List every line below containing "image".

※

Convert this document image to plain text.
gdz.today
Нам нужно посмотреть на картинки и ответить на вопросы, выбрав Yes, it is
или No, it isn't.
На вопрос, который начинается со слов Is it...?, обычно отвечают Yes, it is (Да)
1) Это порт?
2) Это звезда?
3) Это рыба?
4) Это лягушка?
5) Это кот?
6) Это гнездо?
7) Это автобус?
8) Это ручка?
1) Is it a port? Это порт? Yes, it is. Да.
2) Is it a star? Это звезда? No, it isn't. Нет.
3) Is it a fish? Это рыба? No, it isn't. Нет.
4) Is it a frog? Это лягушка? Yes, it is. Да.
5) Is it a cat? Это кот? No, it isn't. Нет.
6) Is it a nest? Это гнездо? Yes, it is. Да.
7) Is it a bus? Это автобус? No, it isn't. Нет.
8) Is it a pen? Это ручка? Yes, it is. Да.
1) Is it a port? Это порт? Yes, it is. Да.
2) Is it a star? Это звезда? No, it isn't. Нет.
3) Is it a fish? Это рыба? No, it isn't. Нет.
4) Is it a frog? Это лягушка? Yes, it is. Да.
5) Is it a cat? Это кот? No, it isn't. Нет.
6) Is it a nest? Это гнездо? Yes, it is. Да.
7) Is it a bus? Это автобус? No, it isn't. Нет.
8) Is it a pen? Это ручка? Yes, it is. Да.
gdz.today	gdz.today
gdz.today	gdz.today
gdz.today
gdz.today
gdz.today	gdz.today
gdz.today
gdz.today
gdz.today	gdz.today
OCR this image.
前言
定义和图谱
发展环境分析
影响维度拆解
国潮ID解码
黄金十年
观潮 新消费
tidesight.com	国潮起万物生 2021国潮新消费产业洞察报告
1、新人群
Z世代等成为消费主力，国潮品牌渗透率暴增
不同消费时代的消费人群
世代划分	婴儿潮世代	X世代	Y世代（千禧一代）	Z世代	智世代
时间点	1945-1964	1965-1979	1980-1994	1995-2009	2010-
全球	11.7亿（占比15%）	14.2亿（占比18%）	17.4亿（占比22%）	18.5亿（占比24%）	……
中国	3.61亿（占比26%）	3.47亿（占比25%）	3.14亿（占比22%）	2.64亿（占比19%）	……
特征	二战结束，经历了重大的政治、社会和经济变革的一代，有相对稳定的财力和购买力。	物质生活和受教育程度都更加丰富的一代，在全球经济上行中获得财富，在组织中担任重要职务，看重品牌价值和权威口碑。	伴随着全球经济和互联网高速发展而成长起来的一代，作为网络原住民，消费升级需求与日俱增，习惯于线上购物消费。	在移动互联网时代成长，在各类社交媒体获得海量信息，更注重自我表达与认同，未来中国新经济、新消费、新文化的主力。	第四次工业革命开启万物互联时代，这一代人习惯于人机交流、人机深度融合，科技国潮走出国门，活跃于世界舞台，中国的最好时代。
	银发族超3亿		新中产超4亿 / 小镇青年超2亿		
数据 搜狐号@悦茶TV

※

*Answer to this exercise*.
Convert this document image to plain text.
OCR this image.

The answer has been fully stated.